-- START --
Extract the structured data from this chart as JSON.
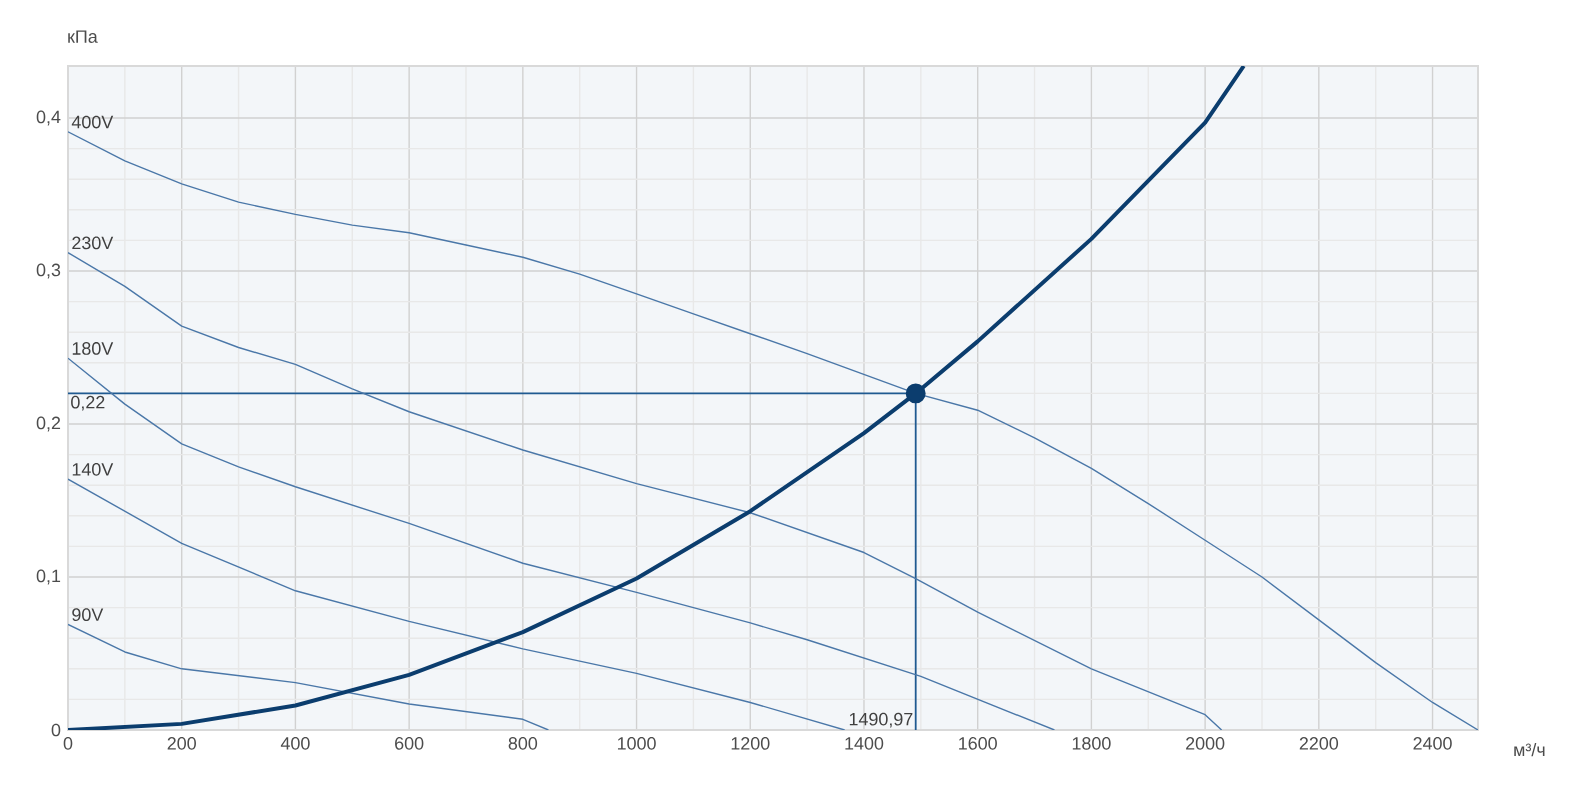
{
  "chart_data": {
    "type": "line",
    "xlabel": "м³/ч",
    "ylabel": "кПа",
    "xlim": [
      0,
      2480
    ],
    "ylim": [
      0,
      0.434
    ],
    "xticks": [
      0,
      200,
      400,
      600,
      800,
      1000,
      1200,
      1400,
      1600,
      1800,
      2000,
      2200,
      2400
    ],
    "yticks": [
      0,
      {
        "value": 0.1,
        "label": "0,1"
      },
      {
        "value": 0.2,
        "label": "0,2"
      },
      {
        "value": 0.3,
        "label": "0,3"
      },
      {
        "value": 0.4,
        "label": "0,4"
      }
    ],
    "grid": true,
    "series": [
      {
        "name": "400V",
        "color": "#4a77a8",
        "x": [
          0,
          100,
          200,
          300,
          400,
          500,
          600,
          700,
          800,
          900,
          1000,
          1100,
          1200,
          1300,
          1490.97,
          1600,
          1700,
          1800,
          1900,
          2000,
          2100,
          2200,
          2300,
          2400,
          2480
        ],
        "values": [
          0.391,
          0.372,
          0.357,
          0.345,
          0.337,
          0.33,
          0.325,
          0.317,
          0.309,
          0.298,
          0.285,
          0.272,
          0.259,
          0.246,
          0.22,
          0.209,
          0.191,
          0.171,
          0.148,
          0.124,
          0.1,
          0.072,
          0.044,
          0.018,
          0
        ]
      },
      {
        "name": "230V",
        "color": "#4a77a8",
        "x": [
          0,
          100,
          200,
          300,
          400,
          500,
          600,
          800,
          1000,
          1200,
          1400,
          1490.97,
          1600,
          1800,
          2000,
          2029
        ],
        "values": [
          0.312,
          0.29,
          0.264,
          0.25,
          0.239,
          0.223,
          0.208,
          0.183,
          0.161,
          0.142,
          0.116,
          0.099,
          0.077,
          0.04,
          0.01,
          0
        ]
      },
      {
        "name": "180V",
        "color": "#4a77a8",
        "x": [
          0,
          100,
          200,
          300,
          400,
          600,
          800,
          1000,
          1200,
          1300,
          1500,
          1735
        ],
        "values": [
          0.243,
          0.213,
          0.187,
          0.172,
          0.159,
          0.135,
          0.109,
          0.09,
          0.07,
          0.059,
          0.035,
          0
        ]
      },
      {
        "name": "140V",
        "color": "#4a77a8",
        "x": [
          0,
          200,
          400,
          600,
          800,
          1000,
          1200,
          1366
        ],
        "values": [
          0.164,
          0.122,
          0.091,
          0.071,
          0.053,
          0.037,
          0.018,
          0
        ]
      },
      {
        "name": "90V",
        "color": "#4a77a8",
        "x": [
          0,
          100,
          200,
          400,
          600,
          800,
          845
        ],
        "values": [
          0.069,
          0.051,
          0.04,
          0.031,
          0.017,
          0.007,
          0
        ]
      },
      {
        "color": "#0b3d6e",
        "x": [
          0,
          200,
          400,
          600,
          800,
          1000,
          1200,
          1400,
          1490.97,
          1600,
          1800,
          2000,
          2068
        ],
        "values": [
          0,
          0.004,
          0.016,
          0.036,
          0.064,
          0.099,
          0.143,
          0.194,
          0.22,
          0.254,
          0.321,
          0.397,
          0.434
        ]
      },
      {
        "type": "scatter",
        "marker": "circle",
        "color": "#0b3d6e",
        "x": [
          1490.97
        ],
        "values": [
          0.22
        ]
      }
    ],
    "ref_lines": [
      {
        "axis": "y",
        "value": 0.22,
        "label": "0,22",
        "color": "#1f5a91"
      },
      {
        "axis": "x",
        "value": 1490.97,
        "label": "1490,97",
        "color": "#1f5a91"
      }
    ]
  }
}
-- END --
Transcribe the records above exactly as they appear, leaving out any pictures.

Extract the structured data from this chart as JSON.
{
  "chart_data": {
    "type": "line",
    "xlabel": "м³/ч",
    "ylabel": "кПа",
    "xlim": [
      0,
      2480
    ],
    "ylim": [
      0,
      0.434
    ],
    "xticks": [
      0,
      200,
      400,
      600,
      800,
      1000,
      1200,
      1400,
      1600,
      1800,
      2000,
      2200,
      2400
    ],
    "yticks": [
      0,
      {
        "value": 0.1,
        "label": "0,1"
      },
      {
        "value": 0.2,
        "label": "0,2"
      },
      {
        "value": 0.3,
        "label": "0,3"
      },
      {
        "value": 0.4,
        "label": "0,4"
      }
    ],
    "grid": true,
    "series": [
      {
        "name": "400V",
        "color": "#4a77a8",
        "x": [
          0,
          100,
          200,
          300,
          400,
          500,
          600,
          700,
          800,
          900,
          1000,
          1100,
          1200,
          1300,
          1490.97,
          1600,
          1700,
          1800,
          1900,
          2000,
          2100,
          2200,
          2300,
          2400,
          2480
        ],
        "values": [
          0.391,
          0.372,
          0.357,
          0.345,
          0.337,
          0.33,
          0.325,
          0.317,
          0.309,
          0.298,
          0.285,
          0.272,
          0.259,
          0.246,
          0.22,
          0.209,
          0.191,
          0.171,
          0.148,
          0.124,
          0.1,
          0.072,
          0.044,
          0.018,
          0
        ]
      },
      {
        "name": "230V",
        "color": "#4a77a8",
        "x": [
          0,
          100,
          200,
          300,
          400,
          500,
          600,
          800,
          1000,
          1200,
          1400,
          1490.97,
          1600,
          1800,
          2000,
          2029
        ],
        "values": [
          0.312,
          0.29,
          0.264,
          0.25,
          0.239,
          0.223,
          0.208,
          0.183,
          0.161,
          0.142,
          0.116,
          0.099,
          0.077,
          0.04,
          0.01,
          0
        ]
      },
      {
        "name": "180V",
        "color": "#4a77a8",
        "x": [
          0,
          100,
          200,
          300,
          400,
          600,
          800,
          1000,
          1200,
          1300,
          1500,
          1735
        ],
        "values": [
          0.243,
          0.213,
          0.187,
          0.172,
          0.159,
          0.135,
          0.109,
          0.09,
          0.07,
          0.059,
          0.035,
          0
        ]
      },
      {
        "name": "140V",
        "color": "#4a77a8",
        "x": [
          0,
          200,
          400,
          600,
          800,
          1000,
          1200,
          1366
        ],
        "values": [
          0.164,
          0.122,
          0.091,
          0.071,
          0.053,
          0.037,
          0.018,
          0
        ]
      },
      {
        "name": "90V",
        "color": "#4a77a8",
        "x": [
          0,
          100,
          200,
          400,
          600,
          800,
          845
        ],
        "values": [
          0.069,
          0.051,
          0.04,
          0.031,
          0.017,
          0.007,
          0
        ]
      },
      {
        "color": "#0b3d6e",
        "x": [
          0,
          200,
          400,
          600,
          800,
          1000,
          1200,
          1400,
          1490.97,
          1600,
          1800,
          2000,
          2068
        ],
        "values": [
          0,
          0.004,
          0.016,
          0.036,
          0.064,
          0.099,
          0.143,
          0.194,
          0.22,
          0.254,
          0.321,
          0.397,
          0.434
        ]
      },
      {
        "type": "scatter",
        "marker": "circle",
        "color": "#0b3d6e",
        "x": [
          1490.97
        ],
        "values": [
          0.22
        ]
      }
    ],
    "ref_lines": [
      {
        "axis": "y",
        "value": 0.22,
        "label": "0,22",
        "color": "#1f5a91"
      },
      {
        "axis": "x",
        "value": 1490.97,
        "label": "1490,97",
        "color": "#1f5a91"
      }
    ]
  }
}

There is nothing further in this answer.